--- Start ---

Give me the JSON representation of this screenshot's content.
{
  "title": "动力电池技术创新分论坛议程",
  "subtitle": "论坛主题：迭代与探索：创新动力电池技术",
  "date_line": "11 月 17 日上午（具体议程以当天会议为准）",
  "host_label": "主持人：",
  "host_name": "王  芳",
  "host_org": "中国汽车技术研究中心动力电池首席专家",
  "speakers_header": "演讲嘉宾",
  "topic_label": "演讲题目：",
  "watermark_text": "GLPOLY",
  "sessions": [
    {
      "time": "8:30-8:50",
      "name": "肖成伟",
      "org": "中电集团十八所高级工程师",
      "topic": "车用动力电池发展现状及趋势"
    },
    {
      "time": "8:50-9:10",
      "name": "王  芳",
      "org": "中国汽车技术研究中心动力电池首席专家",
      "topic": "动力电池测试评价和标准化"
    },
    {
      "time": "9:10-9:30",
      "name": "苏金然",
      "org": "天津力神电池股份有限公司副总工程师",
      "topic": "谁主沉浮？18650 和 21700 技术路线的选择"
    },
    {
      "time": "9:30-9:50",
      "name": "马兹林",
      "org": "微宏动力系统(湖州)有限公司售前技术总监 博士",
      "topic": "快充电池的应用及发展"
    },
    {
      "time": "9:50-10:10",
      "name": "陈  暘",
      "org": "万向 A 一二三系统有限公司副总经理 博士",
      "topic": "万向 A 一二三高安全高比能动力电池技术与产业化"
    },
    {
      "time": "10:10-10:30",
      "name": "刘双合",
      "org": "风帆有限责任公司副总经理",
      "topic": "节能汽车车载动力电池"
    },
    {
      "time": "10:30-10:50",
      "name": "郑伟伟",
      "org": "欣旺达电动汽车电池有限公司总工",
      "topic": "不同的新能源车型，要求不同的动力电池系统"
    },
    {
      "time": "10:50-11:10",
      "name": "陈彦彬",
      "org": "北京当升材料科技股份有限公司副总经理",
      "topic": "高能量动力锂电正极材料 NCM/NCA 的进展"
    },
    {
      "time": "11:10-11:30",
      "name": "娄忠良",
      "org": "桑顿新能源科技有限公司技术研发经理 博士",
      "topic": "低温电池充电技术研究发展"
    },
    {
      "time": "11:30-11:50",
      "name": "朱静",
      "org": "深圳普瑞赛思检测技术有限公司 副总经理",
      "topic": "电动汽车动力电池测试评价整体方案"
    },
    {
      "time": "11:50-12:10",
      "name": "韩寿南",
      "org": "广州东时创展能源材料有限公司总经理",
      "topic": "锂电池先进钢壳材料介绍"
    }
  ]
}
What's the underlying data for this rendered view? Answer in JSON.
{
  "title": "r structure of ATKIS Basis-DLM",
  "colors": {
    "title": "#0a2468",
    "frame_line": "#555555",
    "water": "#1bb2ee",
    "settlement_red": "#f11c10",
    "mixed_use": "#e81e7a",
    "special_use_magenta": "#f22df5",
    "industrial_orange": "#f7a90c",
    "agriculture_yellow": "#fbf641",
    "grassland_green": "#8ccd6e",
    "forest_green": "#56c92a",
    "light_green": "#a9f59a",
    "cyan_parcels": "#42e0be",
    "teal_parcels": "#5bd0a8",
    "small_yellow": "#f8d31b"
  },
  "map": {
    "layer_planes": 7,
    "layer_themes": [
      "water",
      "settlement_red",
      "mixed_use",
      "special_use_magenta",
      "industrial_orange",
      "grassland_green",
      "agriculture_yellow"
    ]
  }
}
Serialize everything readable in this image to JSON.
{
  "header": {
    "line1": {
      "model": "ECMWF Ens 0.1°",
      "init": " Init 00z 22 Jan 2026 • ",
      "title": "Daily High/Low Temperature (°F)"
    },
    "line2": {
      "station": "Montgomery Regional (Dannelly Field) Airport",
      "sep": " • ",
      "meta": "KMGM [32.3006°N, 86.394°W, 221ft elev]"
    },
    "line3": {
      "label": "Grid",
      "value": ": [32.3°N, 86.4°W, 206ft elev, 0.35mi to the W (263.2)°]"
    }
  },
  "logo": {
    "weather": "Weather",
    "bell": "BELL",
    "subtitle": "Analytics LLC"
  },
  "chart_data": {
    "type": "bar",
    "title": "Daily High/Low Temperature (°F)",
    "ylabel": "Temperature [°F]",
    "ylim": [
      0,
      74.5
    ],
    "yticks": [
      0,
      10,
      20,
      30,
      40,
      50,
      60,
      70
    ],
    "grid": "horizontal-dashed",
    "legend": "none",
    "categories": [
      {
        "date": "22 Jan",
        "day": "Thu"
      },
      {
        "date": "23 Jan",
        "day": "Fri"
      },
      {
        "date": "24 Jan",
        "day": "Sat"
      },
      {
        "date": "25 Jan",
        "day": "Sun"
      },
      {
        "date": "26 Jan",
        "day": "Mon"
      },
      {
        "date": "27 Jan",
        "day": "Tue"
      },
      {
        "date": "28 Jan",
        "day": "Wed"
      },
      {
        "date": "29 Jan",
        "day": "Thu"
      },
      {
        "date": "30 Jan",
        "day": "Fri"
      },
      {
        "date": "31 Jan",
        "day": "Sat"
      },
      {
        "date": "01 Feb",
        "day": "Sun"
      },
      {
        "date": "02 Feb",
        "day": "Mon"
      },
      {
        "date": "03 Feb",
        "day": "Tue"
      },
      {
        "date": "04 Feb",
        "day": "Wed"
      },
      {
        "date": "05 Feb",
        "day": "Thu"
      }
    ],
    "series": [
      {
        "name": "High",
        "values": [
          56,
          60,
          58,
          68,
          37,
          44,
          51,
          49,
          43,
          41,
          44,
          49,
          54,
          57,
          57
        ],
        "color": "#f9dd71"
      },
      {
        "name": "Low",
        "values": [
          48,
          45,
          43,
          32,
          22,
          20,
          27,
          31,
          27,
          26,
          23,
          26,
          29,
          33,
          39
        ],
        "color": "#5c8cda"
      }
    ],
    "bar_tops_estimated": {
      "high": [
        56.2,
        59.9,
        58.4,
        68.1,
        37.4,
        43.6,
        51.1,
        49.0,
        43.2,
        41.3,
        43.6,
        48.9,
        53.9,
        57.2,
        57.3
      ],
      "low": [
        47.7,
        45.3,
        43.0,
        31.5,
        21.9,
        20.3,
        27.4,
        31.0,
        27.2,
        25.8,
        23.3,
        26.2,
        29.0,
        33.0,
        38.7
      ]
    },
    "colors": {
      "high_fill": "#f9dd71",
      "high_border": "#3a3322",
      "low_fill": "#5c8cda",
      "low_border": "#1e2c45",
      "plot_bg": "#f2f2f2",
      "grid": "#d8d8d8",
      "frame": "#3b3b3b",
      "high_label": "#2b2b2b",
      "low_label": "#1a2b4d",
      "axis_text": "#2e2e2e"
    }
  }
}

--- End ---

● **What the task requires**:
Where a line of the data holds "time", show that line.

● **Solution for this problem**:
      "time": "8:30-8:50",
      "time": "8:50-9:10",
      "time": "9:10-9:30",
      "time": "9:30-9:50",
      "time": "9:50-10:10",
      "time": "10:10-10:30",
      "time": "10:30-10:50",
      "time": "10:50-11:10",
      "time": "11:10-11:30",
      "time": "11:30-11:50",
      "time": "11:50-12:10",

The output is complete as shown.